Entries with figure data:
+---+

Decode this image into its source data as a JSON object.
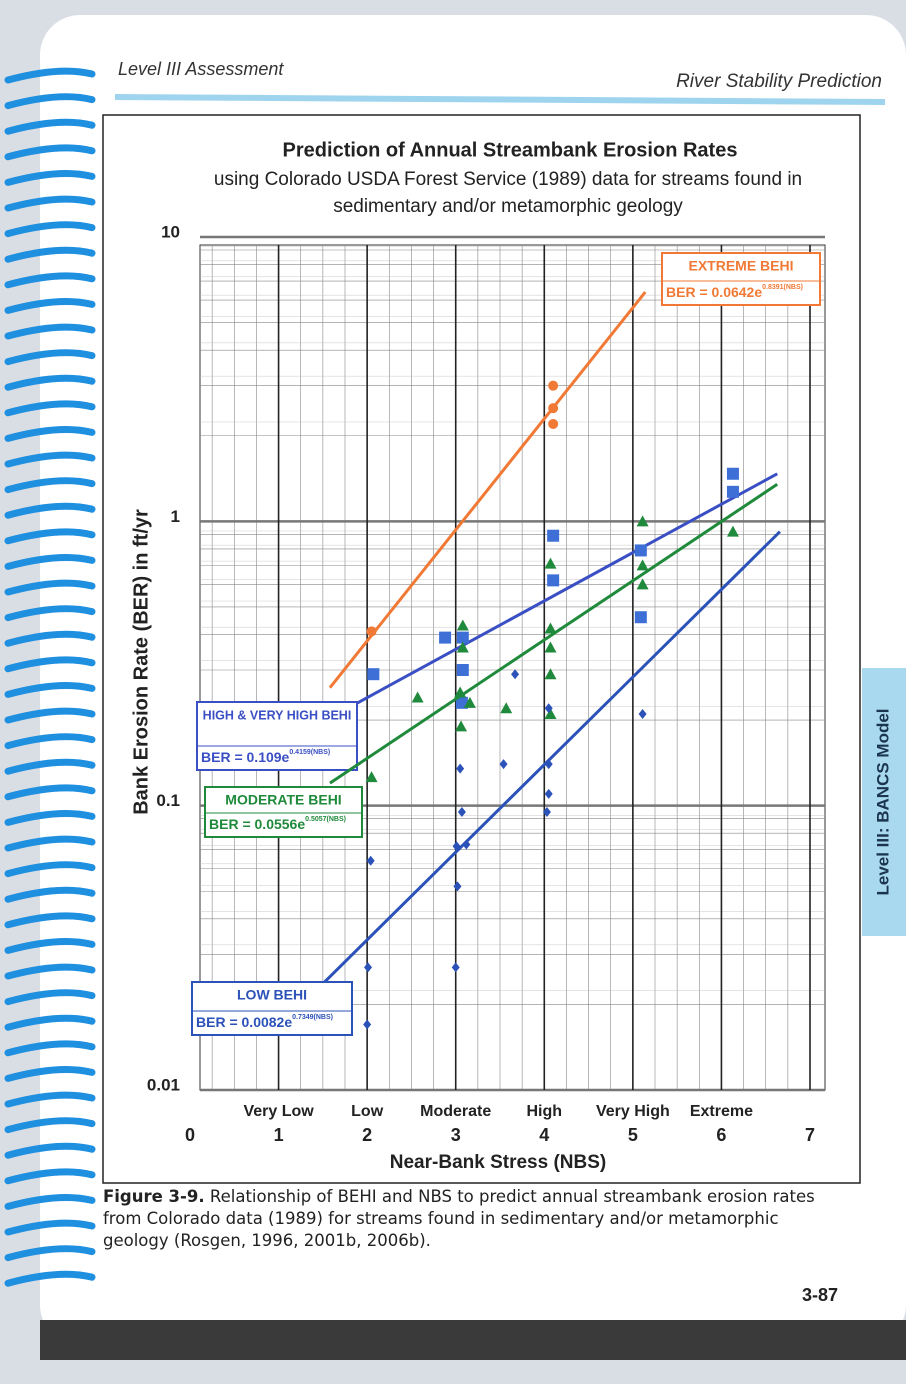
{
  "header": {
    "left": "Level III Assessment",
    "right": "River Stability Prediction"
  },
  "side_tab": "Level III: BANCS Model",
  "chart_data": {
    "type": "scatter",
    "title": "Prediction of Annual Streambank Erosion Rates",
    "subtitle_lines": [
      "using Colorado USDA Forest Service (1989) data for streams found in",
      "sedimentary and/or metamorphic geology"
    ],
    "x_label": "Near-Bank Stress (NBS)",
    "y_label": "Bank Erosion Rate (BER) in ft/yr",
    "xlim": [
      0,
      7
    ],
    "xticks": [
      0,
      1,
      2,
      3,
      4,
      5,
      6,
      7
    ],
    "x_categories": [
      null,
      "Very Low",
      "Low",
      "Moderate",
      "High",
      "Very High",
      "Extreme",
      null
    ],
    "ylim": [
      0.01,
      10
    ],
    "yticks": [
      0.01,
      0.1,
      1,
      10
    ],
    "y_scale": "log",
    "grid": true,
    "minor_grid": true,
    "series": [
      {
        "name": "EXTREME BEHI",
        "color": "#f07a35",
        "marker": "circle",
        "equation": "BER = 0.0642e",
        "exponent": "0.8391(NBS)",
        "x": [
          2.05,
          4.1,
          4.1,
          4.1
        ],
        "values": [
          0.41,
          3.0,
          2.5,
          2.2
        ],
        "fit_x": [
          1.58,
          5.14
        ],
        "fit_y": [
          0.26,
          6.4
        ]
      },
      {
        "name": "HIGH & VERY HIGH BEHI",
        "color": "#3d6fd6",
        "line_color": "#3b4fc4",
        "marker": "square",
        "equation": "BER = 0.109e",
        "exponent": "0.4159(NBS)",
        "x": [
          2.07,
          2.88,
          3.08,
          3.08,
          3.07,
          4.1,
          4.1,
          5.09,
          5.09,
          6.13,
          6.13
        ],
        "values": [
          0.29,
          0.39,
          0.39,
          0.3,
          0.23,
          0.89,
          0.62,
          0.79,
          0.46,
          1.47,
          1.27
        ],
        "fit_x": [
          1.78,
          6.63
        ],
        "fit_y": [
          0.22,
          1.47
        ]
      },
      {
        "name": "MODERATE BEHI",
        "color": "#1f8a3b",
        "marker": "triangle",
        "equation": "BER = 0.0556e",
        "exponent": "0.5057(NBS)",
        "x": [
          2.05,
          2.57,
          3.05,
          3.08,
          3.08,
          3.06,
          3.16,
          3.57,
          4.07,
          4.07,
          4.07,
          4.07,
          4.07,
          5.11,
          5.11,
          5.11,
          6.13
        ],
        "values": [
          0.126,
          0.24,
          0.25,
          0.43,
          0.36,
          0.19,
          0.23,
          0.22,
          0.42,
          0.36,
          0.29,
          0.21,
          0.71,
          1.0,
          0.7,
          0.6,
          0.92
        ],
        "fit_x": [
          1.58,
          6.63
        ],
        "fit_y": [
          0.12,
          1.35
        ]
      },
      {
        "name": "LOW BEHI",
        "color": "#2b52b8",
        "marker": "diamond",
        "equation": "BER = 0.0082e",
        "exponent": "0.7349(NBS)",
        "x": [
          2.04,
          2.01,
          2.0,
          3.05,
          3.07,
          3.01,
          3.12,
          3.02,
          3.0,
          3.54,
          3.67,
          4.05,
          4.05,
          4.05,
          4.03,
          5.11
        ],
        "values": [
          0.064,
          0.027,
          0.017,
          0.135,
          0.095,
          0.072,
          0.073,
          0.052,
          0.027,
          0.14,
          0.29,
          0.22,
          0.14,
          0.11,
          0.095,
          0.21
        ],
        "fit_x": [
          1.52,
          6.66
        ],
        "fit_y": [
          0.024,
          0.92
        ]
      }
    ]
  },
  "caption": {
    "label": "Figure 3-9.",
    "text": "Relationship of BEHI and NBS to predict annual streambank erosion rates from Colorado data (1989) for streams found in sedimentary and/or metamorphic geology (Rosgen, 1996, 2001b, 2006b)."
  },
  "page_number": "3-87"
}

+---+

» **WHAT THE TASK ASKS**
Examine the records and pull out every line where the string "equation" occurs.

» **SOLVED PROBLEM**
        "equation": "BER = 0.0642e",
        "equation": "BER = 0.109e",
        "equation": "BER = 0.0556e",
        "equation": "BER = 0.0082e",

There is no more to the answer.